The exercise: Go through the records and extract every line with the word "true".

Dataset records:
[start]

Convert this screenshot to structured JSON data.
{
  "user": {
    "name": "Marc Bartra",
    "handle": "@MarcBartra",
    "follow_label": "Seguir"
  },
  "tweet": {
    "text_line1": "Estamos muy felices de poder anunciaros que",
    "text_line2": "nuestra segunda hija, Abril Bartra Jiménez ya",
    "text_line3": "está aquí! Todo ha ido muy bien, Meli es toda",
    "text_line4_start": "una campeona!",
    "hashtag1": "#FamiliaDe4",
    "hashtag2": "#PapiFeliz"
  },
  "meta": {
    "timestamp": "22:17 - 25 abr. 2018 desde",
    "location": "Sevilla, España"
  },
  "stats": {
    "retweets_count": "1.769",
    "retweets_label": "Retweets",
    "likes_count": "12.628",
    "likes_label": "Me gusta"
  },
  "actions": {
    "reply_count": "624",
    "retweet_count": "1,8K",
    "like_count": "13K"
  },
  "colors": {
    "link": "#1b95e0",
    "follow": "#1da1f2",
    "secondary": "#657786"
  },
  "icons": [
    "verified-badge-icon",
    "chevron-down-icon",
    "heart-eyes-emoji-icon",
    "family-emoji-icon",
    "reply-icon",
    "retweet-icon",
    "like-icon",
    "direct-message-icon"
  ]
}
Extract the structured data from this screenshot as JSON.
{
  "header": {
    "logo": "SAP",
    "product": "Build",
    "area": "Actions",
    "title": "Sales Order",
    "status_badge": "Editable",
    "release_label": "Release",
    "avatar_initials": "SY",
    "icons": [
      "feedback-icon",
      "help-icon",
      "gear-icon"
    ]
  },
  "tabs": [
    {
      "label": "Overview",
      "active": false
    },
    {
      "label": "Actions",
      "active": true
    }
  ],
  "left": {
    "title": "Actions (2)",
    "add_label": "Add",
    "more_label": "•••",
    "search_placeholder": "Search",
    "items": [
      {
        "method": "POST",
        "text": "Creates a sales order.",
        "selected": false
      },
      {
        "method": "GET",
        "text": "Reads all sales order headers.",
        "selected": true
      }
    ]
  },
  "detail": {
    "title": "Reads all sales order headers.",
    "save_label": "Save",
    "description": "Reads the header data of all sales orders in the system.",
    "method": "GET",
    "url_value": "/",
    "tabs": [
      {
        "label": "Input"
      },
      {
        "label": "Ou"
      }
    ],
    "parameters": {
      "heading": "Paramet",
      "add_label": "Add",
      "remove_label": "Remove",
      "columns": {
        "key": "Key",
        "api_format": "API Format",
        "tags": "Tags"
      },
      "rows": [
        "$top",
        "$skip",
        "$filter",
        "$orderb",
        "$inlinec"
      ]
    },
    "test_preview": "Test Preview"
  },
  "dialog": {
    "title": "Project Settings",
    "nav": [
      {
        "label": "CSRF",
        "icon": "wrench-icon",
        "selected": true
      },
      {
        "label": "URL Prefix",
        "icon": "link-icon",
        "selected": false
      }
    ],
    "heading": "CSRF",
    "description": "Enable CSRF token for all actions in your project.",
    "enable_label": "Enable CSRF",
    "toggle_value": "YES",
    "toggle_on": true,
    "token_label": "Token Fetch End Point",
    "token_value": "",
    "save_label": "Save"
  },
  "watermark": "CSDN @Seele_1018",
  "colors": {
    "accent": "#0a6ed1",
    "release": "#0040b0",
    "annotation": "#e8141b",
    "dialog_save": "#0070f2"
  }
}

[end]

Result for this task:
      "active": true
        "selected": true
        "selected": true
    "toggle_on": true,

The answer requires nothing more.